- [Exercise prompt]: All of the records below need to be copied exactly.

- [Data entries]:
*****

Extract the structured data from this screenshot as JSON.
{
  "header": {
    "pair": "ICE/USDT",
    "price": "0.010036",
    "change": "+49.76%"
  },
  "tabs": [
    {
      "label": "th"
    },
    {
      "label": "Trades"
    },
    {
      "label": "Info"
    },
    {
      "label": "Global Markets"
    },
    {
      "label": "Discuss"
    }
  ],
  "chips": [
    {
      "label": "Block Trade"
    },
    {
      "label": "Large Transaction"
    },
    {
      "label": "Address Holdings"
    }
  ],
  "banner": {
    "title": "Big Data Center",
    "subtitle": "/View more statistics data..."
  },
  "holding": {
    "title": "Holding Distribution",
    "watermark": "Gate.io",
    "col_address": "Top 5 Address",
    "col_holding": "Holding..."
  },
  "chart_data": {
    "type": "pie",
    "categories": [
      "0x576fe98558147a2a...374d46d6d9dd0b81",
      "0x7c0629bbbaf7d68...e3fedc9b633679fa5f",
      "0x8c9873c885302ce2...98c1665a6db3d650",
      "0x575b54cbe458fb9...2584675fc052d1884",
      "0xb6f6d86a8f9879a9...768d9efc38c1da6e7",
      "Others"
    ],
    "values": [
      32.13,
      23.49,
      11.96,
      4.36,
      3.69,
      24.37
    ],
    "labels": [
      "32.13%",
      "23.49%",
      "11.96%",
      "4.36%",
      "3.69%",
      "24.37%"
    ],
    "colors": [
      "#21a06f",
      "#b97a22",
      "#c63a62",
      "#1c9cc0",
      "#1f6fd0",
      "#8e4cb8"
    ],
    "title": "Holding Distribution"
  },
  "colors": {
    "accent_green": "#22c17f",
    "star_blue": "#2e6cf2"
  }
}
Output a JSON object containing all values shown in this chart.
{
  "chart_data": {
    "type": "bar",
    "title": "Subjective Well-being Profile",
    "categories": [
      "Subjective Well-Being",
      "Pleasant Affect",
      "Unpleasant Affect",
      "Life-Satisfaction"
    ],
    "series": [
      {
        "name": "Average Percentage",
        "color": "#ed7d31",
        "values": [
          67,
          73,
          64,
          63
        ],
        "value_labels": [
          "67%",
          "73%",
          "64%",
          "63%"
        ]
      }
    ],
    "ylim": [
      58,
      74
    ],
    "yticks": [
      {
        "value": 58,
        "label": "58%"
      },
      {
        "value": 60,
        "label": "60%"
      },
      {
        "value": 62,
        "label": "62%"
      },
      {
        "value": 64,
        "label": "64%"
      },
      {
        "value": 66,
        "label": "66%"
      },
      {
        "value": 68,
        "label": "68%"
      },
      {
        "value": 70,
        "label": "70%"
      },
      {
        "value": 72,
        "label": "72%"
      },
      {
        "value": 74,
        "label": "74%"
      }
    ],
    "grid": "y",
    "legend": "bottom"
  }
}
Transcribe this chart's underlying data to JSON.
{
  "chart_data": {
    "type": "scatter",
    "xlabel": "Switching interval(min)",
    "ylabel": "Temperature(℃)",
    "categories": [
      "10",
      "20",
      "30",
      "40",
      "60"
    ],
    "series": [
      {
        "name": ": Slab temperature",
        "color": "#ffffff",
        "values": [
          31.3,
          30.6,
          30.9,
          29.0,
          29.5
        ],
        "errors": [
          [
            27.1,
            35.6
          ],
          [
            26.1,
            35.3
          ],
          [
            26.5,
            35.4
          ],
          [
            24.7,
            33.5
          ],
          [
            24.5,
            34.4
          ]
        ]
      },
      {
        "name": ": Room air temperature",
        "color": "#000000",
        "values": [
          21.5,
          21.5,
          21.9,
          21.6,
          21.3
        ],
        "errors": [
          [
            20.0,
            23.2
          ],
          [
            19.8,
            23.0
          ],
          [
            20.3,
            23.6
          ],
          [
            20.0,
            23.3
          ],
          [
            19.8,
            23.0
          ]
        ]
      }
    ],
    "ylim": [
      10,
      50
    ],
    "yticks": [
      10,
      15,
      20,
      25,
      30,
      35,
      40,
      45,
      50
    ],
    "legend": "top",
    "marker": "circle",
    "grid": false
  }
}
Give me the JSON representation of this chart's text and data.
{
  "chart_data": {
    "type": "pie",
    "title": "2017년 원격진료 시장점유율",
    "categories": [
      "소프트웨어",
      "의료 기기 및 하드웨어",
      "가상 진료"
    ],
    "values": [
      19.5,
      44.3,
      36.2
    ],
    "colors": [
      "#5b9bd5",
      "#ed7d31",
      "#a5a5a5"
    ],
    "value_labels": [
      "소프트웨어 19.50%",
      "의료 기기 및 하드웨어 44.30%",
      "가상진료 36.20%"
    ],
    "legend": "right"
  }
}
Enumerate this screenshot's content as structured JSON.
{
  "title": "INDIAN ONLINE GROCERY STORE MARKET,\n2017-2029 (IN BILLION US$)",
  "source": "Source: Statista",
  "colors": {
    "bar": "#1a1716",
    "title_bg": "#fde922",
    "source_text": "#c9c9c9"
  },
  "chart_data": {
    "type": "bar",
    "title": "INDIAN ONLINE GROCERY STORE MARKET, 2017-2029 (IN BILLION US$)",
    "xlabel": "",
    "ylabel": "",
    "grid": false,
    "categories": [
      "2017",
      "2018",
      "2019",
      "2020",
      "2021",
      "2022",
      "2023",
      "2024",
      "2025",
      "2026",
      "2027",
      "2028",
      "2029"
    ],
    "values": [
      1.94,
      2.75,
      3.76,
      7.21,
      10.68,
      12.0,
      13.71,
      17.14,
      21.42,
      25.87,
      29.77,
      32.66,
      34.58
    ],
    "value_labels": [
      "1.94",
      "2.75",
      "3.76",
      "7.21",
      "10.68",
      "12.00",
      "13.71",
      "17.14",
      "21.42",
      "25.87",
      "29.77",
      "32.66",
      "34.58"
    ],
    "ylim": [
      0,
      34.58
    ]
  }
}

*****

- [Final result]:
Extract the structured data from this screenshot as JSON.
{
  "header": {
    "pair": "ICE/USDT",
    "price": "0.010036",
    "change": "+49.76%"
  },
  "tabs": [
    {
      "label": "th"
    },
    {
      "label": "Trades"
    },
    {
      "label": "Info"
    },
    {
      "label": "Global Markets"
    },
    {
      "label": "Discuss"
    }
  ],
  "chips": [
    {
      "label": "Block Trade"
    },
    {
      "label": "Large Transaction"
    },
    {
      "label": "Address Holdings"
    }
  ],
  "banner": {
    "title": "Big Data Center",
    "subtitle": "/View more statistics data..."
  },
  "holding": {
    "title": "Holding Distribution",
    "watermark": "Gate.io",
    "col_address": "Top 5 Address",
    "col_holding": "Holding..."
  },
  "chart_data": {
    "type": "pie",
    "categories": [
      "0x576fe98558147a2a...374d46d6d9dd0b81",
      "0x7c0629bbbaf7d68...e3fedc9b633679fa5f",
      "0x8c9873c885302ce2...98c1665a6db3d650",
      "0x575b54cbe458fb9...2584675fc052d1884",
      "0xb6f6d86a8f9879a9...768d9efc38c1da6e7",
      "Others"
    ],
    "values": [
      32.13,
      23.49,
      11.96,
      4.36,
      3.69,
      24.37
    ],
    "labels": [
      "32.13%",
      "23.49%",
      "11.96%",
      "4.36%",
      "3.69%",
      "24.37%"
    ],
    "colors": [
      "#21a06f",
      "#b97a22",
      "#c63a62",
      "#1c9cc0",
      "#1f6fd0",
      "#8e4cb8"
    ],
    "title": "Holding Distribution"
  },
  "colors": {
    "accent_green": "#22c17f",
    "star_blue": "#2e6cf2"
  }
}
Output a JSON object containing all values shown in this chart.
{
  "chart_data": {
    "type": "bar",
    "title": "Subjective Well-being Profile",
    "categories": [
      "Subjective Well-Being",
      "Pleasant Affect",
      "Unpleasant Affect",
      "Life-Satisfaction"
    ],
    "series": [
      {
        "name": "Average Percentage",
        "color": "#ed7d31",
        "values": [
          67,
          73,
          64,
          63
        ],
        "value_labels": [
          "67%",
          "73%",
          "64%",
          "63%"
        ]
      }
    ],
    "ylim": [
      58,
      74
    ],
    "yticks": [
      {
        "value": 58,
        "label": "58%"
      },
      {
        "value": 60,
        "label": "60%"
      },
      {
        "value": 62,
        "label": "62%"
      },
      {
        "value": 64,
        "label": "64%"
      },
      {
        "value": 66,
        "label": "66%"
      },
      {
        "value": 68,
        "label": "68%"
      },
      {
        "value": 70,
        "label": "70%"
      },
      {
        "value": 72,
        "label": "72%"
      },
      {
        "value": 74,
        "label": "74%"
      }
    ],
    "grid": "y",
    "legend": "bottom"
  }
}
Transcribe this chart's underlying data to JSON.
{
  "chart_data": {
    "type": "scatter",
    "xlabel": "Switching interval(min)",
    "ylabel": "Temperature(℃)",
    "categories": [
      "10",
      "20",
      "30",
      "40",
      "60"
    ],
    "series": [
      {
        "name": ": Slab temperature",
        "color": "#ffffff",
        "values": [
          31.3,
          30.6,
          30.9,
          29.0,
          29.5
        ],
        "errors": [
          [
            27.1,
            35.6
          ],
          [
            26.1,
            35.3
          ],
          [
            26.5,
            35.4
          ],
          [
            24.7,
            33.5
          ],
          [
            24.5,
            34.4
          ]
        ]
      },
      {
        "name": ": Room air temperature",
        "color": "#000000",
        "values": [
          21.5,
          21.5,
          21.9,
          21.6,
          21.3
        ],
        "errors": [
          [
            20.0,
            23.2
          ],
          [
            19.8,
            23.0
          ],
          [
            20.3,
            23.6
          ],
          [
            20.0,
            23.3
          ],
          [
            19.8,
            23.0
          ]
        ]
      }
    ],
    "ylim": [
      10,
      50
    ],
    "yticks": [
      10,
      15,
      20,
      25,
      30,
      35,
      40,
      45,
      50
    ],
    "legend": "top",
    "marker": "circle",
    "grid": false
  }
}
Give me the JSON representation of this chart's text and data.
{
  "chart_data": {
    "type": "pie",
    "title": "2017년 원격진료 시장점유율",
    "categories": [
      "소프트웨어",
      "의료 기기 및 하드웨어",
      "가상 진료"
    ],
    "values": [
      19.5,
      44.3,
      36.2
    ],
    "colors": [
      "#5b9bd5",
      "#ed7d31",
      "#a5a5a5"
    ],
    "value_labels": [
      "소프트웨어 19.50%",
      "의료 기기 및 하드웨어 44.30%",
      "가상진료 36.20%"
    ],
    "legend": "right"
  }
}
Enumerate this screenshot's content as structured JSON.
{
  "title": "INDIAN ONLINE GROCERY STORE MARKET,\n2017-2029 (IN BILLION US$)",
  "source": "Source: Statista",
  "colors": {
    "bar": "#1a1716",
    "title_bg": "#fde922",
    "source_text": "#c9c9c9"
  },
  "chart_data": {
    "type": "bar",
    "title": "INDIAN ONLINE GROCERY STORE MARKET, 2017-2029 (IN BILLION US$)",
    "xlabel": "",
    "ylabel": "",
    "grid": false,
    "categories": [
      "2017",
      "2018",
      "2019",
      "2020",
      "2021",
      "2022",
      "2023",
      "2024",
      "2025",
      "2026",
      "2027",
      "2028",
      "2029"
    ],
    "values": [
      1.94,
      2.75,
      3.76,
      7.21,
      10.68,
      12.0,
      13.71,
      17.14,
      21.42,
      25.87,
      29.77,
      32.66,
      34.58
    ],
    "value_labels": [
      "1.94",
      "2.75",
      "3.76",
      "7.21",
      "10.68",
      "12.00",
      "13.71",
      "17.14",
      "21.42",
      "25.87",
      "29.77",
      "32.66",
      "34.58"
    ],
    "ylim": [
      0,
      34.58
    ]
  }
}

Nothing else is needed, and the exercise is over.